# [READING TEXT]
=== Section Start ===
Hundreds of thousands of refugees separately have returned from Iran and, particularly, Pakistan, a regional nemesis cracking down on undocumented Afghan refugees. Many of them are stuck in limbo as their home districts are torn by insecurity.

In a perfect storm, the European Union last year signed an agreement with Kabul to return Afghans whose asylum appeals are rejected, which could result in tens of thousands of repatriations.

“2016 was a record year for both displacement and returns, and together these challenges are having a serious impact on the humanitarian situation in Afghanistan,” said Matt Graydon, spokesman of the International Organization for Migration (IOM).

“In addition, there is the compounded challenge of returnees becoming IDPs (internally displaced persons) because they are unable to go back to their area of origin due to fighting.”

The numbers are expected to rise this year, forcing the UN to appeal for $550 million in emergency aid, though after decades of war and the competing crisis in Syria, donor fatigue has set in.

A staggering 9.3 million people, or a third of the population, will need humanitarian assistance this year, a 13 percent increase from 2016.

The Afghan government, heavily reliant on foreign aid, has promised refugees parcels of land and cash grants, but is struggling to deliver.

No dignity

The growing influx of people has sent living costs soaring and daily wages falling in many areas.

Laurence Hart, IOM’s chief in Afghanistan, told AFP there was evidence returnees were moving to unsafe provinces such as Laghman, Kunar and Kunduz in search of a more affordable refuge.
=== Section End ===
# [DATA PROVIDED]
=== Section Start ===
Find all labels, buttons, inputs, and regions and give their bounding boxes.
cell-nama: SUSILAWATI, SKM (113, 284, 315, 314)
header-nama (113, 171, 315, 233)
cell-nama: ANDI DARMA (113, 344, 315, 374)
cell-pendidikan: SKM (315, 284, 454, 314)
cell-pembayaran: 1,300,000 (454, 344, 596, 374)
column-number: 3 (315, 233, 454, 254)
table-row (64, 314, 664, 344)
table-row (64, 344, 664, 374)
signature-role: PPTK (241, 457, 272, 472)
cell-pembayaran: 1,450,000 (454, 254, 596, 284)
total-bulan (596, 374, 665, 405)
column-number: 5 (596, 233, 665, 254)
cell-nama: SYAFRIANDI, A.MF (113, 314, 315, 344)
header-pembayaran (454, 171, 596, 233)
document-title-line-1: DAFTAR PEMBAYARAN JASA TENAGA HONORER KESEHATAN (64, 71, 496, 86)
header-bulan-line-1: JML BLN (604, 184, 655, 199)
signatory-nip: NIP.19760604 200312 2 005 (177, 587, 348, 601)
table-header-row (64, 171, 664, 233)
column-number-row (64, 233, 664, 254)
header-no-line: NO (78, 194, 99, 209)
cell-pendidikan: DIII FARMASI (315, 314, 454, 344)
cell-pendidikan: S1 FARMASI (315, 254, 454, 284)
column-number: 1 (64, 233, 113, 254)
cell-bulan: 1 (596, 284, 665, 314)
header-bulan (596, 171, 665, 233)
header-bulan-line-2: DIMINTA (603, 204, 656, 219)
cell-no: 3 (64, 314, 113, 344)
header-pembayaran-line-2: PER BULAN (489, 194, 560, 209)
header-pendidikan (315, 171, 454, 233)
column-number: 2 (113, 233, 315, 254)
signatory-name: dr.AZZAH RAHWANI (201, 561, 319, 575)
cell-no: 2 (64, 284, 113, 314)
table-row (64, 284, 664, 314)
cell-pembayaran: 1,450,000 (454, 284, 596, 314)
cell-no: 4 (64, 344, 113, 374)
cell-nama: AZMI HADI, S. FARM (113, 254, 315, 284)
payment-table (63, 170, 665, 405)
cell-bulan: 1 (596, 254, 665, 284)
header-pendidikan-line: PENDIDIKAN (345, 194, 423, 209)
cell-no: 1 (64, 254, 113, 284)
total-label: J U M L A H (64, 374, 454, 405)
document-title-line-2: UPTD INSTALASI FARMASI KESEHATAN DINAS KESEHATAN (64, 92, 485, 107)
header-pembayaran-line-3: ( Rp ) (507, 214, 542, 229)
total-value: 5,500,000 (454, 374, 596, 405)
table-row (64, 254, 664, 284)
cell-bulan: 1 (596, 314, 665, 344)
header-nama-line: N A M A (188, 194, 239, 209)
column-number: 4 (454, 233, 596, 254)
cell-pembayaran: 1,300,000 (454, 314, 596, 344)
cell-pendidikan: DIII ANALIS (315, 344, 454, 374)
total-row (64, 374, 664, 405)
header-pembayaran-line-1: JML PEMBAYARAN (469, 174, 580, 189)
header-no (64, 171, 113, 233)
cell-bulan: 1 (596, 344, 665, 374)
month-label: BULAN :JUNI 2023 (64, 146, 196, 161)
=== Section End ===
# [YOUR GOAL]
List every country named in the text about Afghan returnees.

# [YOUR SOLUTION]
Iran, Pakistan, Afghanistan, Syria